• **Directive**
Go through the material below and copy each line where the word "progress" appears.

• **Recorded information**
○ ○ ○ ○
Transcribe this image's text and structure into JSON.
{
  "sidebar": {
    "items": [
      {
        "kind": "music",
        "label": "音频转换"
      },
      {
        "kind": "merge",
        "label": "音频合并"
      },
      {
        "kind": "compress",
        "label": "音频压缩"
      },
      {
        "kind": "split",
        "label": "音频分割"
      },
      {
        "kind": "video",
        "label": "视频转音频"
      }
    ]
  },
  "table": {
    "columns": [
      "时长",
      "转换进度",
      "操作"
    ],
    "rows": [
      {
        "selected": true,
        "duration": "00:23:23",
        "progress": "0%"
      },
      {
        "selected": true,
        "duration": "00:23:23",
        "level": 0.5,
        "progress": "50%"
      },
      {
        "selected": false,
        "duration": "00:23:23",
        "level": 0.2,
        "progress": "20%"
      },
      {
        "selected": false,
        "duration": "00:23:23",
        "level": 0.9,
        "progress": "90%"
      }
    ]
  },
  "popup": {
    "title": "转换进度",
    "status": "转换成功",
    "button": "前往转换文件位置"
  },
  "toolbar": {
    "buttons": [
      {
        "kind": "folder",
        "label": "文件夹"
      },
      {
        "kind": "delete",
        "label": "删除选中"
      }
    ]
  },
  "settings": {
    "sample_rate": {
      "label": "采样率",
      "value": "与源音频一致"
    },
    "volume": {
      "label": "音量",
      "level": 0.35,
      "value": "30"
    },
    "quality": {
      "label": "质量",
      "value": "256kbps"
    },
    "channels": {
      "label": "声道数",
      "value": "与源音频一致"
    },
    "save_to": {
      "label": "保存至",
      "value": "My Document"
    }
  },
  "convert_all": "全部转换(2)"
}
○ ○ ○ ○
• **Response**
        "progress": "0%"
        "progress": "50%"
        "progress": "20%"
        "progress": "90%"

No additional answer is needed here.